◆ YOUR TASKS
1. Summarize the passage on Afrikaners in South Africa in two sentences.
2. List every population figure given in millions in the passage on Afrikaners, saying what group each one counts.

Afrikaners, sometimes called boers, are white South Africans who began arriving from Holland, Germany, and France in the 1600s. They traditionally worked as farmers. Today, South Africa has a population of 60 million. About 5 million of those are white, and half of these are Afrikaners. Joubert is one of them.

JOUBERT: I can trace my family lineage here to 1681, when my ancestors arrived here as French Huguenots fleeing persecution from the French King and the Roman Catholic Church in France. At the time, it was that tumultuous era of the religious wars in France and elsewhere in Europe.

Afrikaners played a central role in establishing apartheid, the brutal system of institutional racial segregation and discrimination that was abolished in 1994.

Today, Afrikaners say they are the ones being discriminated against. And not just them, but other minority groups. Those include South Africans of Indian descent, which total about 1.5 million people.

Against the backdrop of racial tensions, Joubert says the country faces a dire economic situation.

JOUBERT: We have 28 million people on government welfare grants that they are dependent on to survive out of a total population of 60 million. And we only have about 7 million taxpayers.

He thinks his country is on the verge of becoming a failed state. But many South Africans are not ready to give up on their homeland. Anneke Van Der Walt is a wife and mother of four young children in Potchefstroom, a small city in the northwest of South Africa. She understands why some of her countrymen are seeking asylum in America, but she’s not planning to apply to join them.

ANNEKE: We hope that we can contribute to a better South Africa. We try to do good work and to help and spread the gospel.

Van Der Walt’s biggest concern is safety. Her neighborhood bands together to pay for private security. That’s a common arrangement for anyone in the lower middle class and upward and provides a small measure of safety from rampant crime. But the government has proposed new gun control legislation that would disarm most private security guards. Van Der Walt and her family are prepared to leave if they have to.

ANNEKE: If we have to give up our, our culture for safety of us, our children and the future of our children, we will probably have to do that. And we pray a lot that, that the Lord will bless this country rather than punish this country for, for excluding him in, in everything.

In his executive order pausing foreign aid, Trump zeroed in on a 2024 land expropriation law. That law allows the government to seize farm land, which is still largely in white hands. The South African Government says their policy is necessary to redress the injustices of Apartheid, but has not yet implemented it.

But the law empowers the government to seize other types of private property as well—without compensation. That has Joubert worried.

JOUBERT: This is any private property, including the contents of your bank account that the state can arbitrarily seize by just invoking an “it's in the public interest clause,” which is ill-defined and very open for abuse.

◆ RECORDS
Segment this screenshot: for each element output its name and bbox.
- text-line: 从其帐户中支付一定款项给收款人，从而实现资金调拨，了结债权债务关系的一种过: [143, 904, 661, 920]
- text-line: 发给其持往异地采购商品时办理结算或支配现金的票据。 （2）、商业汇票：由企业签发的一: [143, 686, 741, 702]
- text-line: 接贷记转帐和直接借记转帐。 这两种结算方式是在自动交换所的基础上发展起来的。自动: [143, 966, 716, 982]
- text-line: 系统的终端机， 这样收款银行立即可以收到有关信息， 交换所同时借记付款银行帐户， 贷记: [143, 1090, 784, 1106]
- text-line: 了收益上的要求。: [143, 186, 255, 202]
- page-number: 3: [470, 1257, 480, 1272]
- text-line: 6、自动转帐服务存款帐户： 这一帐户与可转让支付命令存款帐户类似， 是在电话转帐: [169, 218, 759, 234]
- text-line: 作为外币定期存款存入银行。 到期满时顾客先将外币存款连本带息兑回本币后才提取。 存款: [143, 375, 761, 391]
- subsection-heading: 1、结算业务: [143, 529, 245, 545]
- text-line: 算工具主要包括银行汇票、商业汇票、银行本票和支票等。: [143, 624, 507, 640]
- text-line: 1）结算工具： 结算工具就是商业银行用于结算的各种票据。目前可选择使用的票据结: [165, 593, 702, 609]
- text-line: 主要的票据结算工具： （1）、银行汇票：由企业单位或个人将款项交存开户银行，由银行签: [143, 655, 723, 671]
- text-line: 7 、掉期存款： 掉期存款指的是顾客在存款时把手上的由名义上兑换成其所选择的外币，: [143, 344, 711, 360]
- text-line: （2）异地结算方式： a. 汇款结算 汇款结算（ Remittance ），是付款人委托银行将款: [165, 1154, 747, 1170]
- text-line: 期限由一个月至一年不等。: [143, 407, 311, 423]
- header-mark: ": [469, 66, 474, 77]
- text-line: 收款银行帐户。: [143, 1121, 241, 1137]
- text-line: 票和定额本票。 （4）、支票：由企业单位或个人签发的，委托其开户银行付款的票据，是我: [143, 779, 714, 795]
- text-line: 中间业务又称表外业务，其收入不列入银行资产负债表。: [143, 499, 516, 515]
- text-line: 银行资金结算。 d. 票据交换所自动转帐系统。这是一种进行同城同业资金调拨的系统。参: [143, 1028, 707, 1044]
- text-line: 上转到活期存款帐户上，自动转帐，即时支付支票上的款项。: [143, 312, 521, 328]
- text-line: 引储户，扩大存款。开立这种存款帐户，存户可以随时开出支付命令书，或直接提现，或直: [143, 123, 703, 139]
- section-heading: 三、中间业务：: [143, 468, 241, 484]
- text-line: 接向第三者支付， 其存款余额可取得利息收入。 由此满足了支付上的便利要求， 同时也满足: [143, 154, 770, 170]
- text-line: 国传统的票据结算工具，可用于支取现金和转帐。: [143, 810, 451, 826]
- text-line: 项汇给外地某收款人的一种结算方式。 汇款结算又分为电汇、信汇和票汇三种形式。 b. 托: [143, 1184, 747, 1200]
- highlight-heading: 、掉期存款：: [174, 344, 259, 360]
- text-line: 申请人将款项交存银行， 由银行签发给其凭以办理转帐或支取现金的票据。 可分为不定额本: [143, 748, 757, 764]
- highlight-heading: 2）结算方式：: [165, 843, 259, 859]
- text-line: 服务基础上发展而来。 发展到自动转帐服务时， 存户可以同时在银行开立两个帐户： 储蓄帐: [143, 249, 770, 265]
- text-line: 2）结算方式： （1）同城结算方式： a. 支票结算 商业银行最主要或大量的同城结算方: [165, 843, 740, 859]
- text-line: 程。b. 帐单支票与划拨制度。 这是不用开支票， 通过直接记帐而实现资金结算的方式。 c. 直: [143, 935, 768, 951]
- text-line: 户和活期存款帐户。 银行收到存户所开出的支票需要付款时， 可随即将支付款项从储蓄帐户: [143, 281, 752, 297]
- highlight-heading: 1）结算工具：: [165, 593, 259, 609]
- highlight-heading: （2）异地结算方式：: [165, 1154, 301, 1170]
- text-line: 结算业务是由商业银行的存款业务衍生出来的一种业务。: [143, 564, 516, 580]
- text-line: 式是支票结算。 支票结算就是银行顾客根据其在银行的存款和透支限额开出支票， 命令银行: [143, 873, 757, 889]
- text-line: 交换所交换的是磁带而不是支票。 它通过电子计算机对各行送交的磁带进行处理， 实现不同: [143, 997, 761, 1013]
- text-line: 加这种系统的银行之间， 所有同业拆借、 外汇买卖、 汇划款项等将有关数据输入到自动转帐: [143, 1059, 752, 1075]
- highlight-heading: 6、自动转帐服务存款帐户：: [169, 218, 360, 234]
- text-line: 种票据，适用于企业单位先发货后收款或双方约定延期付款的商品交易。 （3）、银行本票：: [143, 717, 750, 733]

◆ ANSWERS BY TASK
1. Afrikaners are white South Africans descended from settlers who came from Holland, Germany, and France in the 1600s, and today they say that they and other minority groups face discrimination. Joubert warns of a dire economic situation and a 2024 land expropriation law that lets the government seize private property without compensation, while Anneke Van Der Walt hopes to help build a better South Africa but would leave if her family's safety required it.

2.
- 60 million: South Africa's total population
- About 5 million: white South Africans
- About 1.5 million: South Africans of Indian descent
- 28 million: people dependent on government welfare grants
- About 7 million: taxpayers